YOUR GOAL: Below are some entries. Copy each line that holds the string "color".

** START OF RAW DATA **

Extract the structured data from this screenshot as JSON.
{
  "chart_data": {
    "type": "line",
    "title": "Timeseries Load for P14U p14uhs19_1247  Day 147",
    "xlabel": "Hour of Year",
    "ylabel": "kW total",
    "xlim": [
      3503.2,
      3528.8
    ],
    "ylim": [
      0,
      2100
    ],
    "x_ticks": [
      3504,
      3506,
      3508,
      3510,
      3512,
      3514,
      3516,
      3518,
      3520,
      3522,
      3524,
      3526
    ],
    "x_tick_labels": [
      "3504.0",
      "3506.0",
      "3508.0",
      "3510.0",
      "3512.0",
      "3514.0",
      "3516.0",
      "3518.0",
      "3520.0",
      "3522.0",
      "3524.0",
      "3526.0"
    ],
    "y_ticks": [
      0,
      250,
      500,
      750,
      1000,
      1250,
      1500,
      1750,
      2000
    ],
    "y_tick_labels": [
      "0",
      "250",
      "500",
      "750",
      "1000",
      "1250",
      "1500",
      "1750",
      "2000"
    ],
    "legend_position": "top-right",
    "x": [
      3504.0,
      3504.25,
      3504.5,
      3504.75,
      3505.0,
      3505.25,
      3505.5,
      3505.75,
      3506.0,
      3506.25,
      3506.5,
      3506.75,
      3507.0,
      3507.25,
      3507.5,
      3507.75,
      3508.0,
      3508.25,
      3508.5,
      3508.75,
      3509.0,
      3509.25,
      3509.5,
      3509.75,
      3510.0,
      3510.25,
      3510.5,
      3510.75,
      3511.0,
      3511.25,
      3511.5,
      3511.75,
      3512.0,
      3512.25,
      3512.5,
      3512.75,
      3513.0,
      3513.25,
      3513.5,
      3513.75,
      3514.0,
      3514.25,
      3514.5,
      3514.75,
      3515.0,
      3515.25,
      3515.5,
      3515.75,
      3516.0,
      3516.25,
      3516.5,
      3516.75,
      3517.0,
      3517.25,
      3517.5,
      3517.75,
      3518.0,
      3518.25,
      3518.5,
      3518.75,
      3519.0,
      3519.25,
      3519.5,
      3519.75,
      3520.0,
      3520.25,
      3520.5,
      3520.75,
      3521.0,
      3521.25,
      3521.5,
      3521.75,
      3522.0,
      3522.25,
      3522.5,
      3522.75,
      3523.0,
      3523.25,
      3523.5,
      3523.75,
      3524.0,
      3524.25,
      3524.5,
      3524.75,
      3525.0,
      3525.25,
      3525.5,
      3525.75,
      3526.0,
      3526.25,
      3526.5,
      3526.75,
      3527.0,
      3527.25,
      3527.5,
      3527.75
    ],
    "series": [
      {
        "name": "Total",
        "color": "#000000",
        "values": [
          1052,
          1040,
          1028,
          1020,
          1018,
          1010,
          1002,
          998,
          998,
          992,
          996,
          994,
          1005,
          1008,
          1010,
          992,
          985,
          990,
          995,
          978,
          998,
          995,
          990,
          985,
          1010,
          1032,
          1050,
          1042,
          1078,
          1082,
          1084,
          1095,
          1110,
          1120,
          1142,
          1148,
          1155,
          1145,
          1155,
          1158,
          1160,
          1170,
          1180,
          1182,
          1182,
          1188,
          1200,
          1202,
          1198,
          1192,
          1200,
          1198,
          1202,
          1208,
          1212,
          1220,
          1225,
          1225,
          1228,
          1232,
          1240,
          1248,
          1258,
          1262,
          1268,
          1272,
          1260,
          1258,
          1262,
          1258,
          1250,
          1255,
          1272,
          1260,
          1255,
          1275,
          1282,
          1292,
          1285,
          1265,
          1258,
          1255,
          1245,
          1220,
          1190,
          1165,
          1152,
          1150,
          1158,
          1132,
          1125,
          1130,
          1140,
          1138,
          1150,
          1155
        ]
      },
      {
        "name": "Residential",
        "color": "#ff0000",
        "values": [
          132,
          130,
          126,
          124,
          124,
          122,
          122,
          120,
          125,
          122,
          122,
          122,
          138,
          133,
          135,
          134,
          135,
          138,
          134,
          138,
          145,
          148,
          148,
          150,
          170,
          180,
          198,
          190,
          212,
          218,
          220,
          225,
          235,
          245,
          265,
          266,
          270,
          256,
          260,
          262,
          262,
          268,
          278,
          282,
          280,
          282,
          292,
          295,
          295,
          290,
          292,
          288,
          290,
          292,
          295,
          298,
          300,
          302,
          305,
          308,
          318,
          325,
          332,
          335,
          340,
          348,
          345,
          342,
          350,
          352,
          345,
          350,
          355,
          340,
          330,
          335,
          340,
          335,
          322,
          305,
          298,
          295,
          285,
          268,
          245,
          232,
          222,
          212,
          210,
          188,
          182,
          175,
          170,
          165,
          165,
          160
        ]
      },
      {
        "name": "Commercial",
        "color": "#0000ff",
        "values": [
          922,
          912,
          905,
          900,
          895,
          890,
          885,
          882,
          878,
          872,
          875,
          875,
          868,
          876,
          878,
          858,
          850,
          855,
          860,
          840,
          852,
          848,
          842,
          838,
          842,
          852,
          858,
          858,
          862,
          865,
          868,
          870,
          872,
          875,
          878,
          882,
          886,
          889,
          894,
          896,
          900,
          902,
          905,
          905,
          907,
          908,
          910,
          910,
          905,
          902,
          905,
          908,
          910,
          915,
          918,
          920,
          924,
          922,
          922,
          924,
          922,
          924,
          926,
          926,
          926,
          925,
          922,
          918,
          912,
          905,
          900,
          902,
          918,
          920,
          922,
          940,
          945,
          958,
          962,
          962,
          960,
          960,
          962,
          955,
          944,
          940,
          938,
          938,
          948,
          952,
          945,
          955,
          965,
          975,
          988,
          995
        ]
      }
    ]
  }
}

** END OF RAW DATA **

SOLUTION TO THE EXERCISE:
        "color": "#000000",
        "color": "#ff0000",
        "color": "#0000ff",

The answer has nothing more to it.